▶ [INPUT FOR THIS TASK]
+ + + + + + +
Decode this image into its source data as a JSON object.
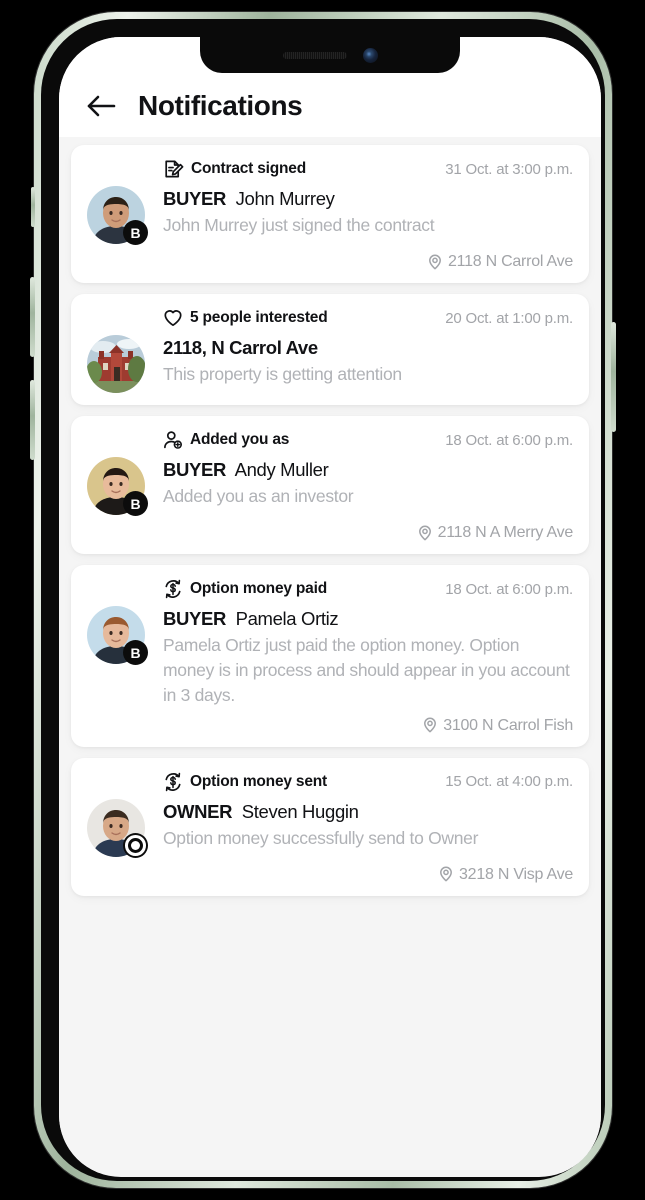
+ + + + + + +
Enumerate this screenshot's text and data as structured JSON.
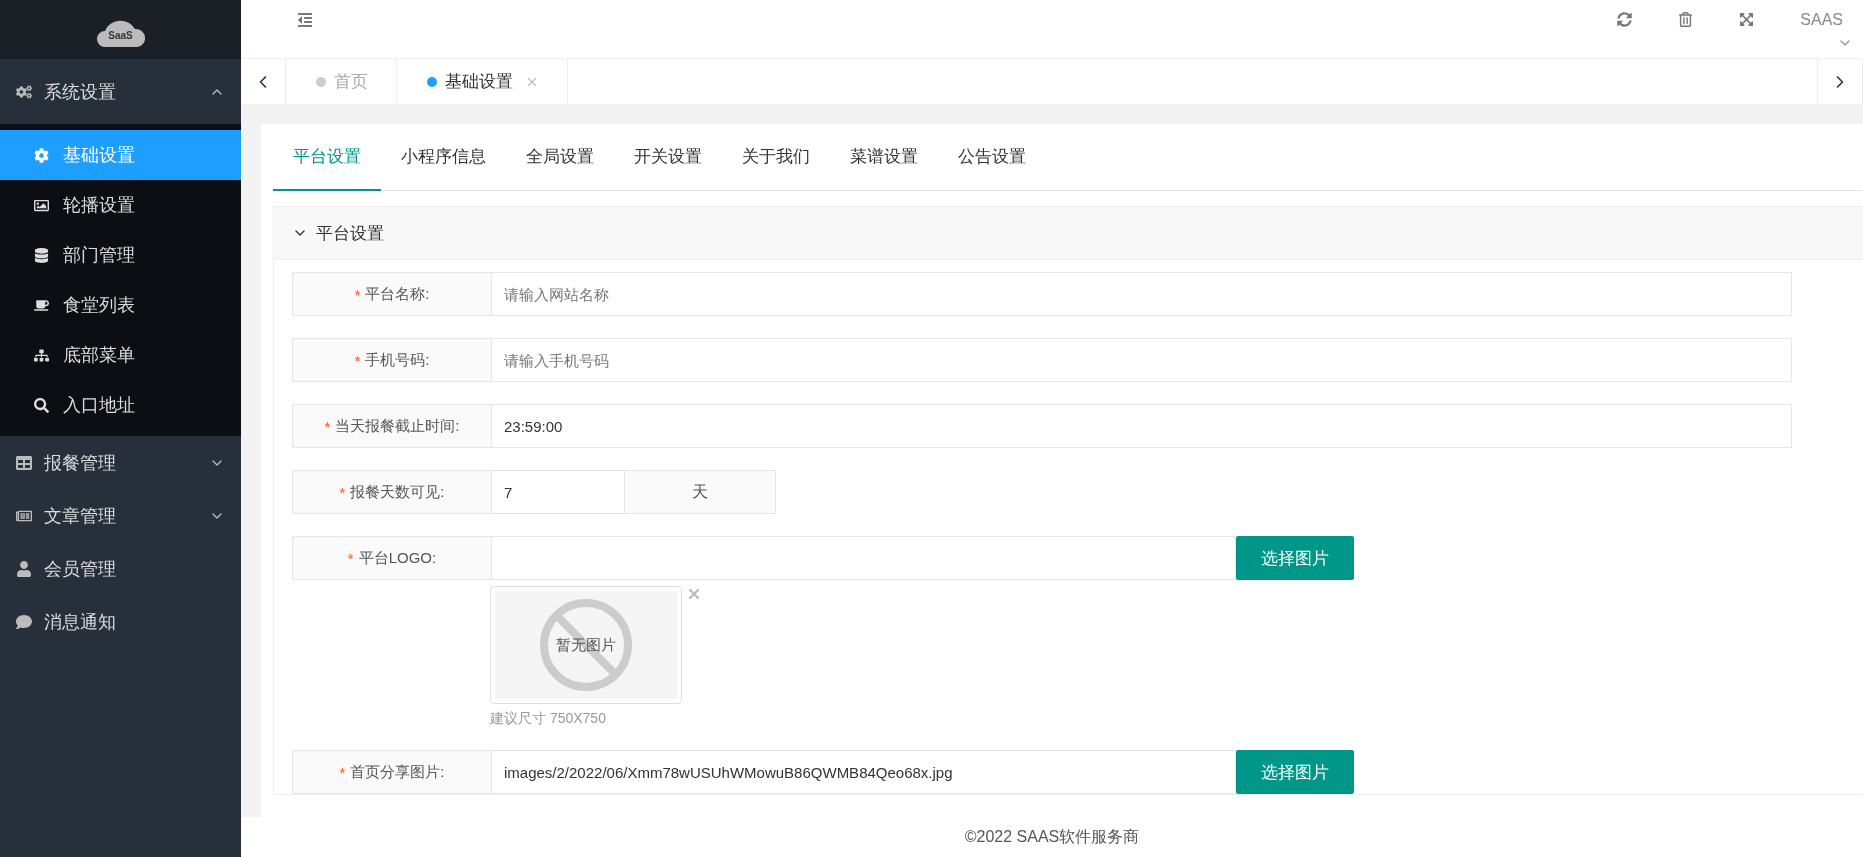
+ + + + + + +
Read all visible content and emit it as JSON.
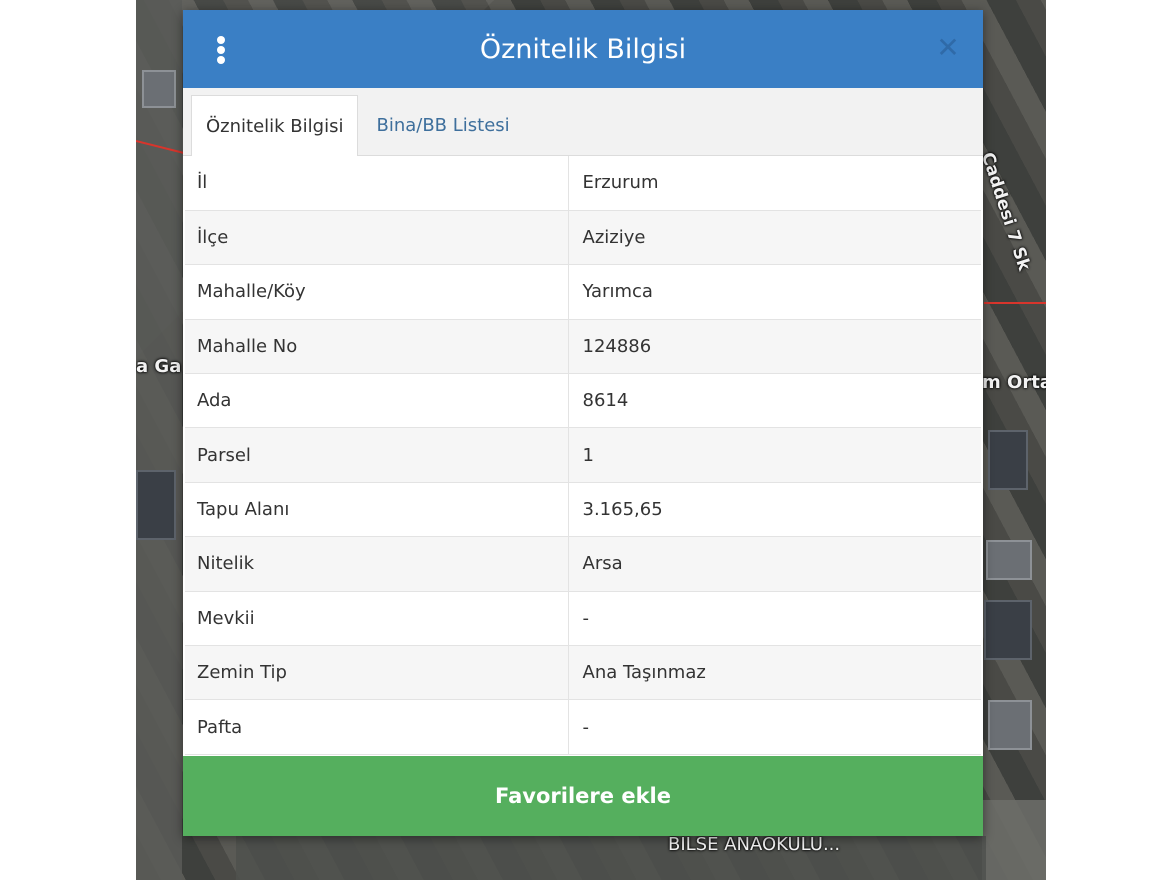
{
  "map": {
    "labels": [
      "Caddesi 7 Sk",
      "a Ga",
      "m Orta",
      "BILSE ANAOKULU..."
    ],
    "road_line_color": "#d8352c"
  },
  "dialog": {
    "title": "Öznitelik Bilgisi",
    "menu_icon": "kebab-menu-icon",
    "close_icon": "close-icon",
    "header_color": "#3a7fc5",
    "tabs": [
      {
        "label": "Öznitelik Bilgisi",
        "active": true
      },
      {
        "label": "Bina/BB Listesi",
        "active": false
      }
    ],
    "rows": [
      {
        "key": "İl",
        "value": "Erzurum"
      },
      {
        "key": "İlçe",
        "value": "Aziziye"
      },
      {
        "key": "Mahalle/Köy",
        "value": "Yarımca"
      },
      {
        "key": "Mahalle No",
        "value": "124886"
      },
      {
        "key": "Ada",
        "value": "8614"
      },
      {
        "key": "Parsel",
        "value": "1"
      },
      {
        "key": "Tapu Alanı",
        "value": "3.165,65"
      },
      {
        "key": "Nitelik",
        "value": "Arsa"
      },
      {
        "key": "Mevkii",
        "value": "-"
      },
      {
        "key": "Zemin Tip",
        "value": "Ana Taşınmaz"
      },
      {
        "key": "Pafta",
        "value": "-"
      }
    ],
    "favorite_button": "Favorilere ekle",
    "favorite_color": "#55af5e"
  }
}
+ + + + + + +
▶ [INSTRUCTIONS TO FOLLOW] Report the number of lines containing the string "data" and add nothing to it.

▶ [TASK OUTPUT] 2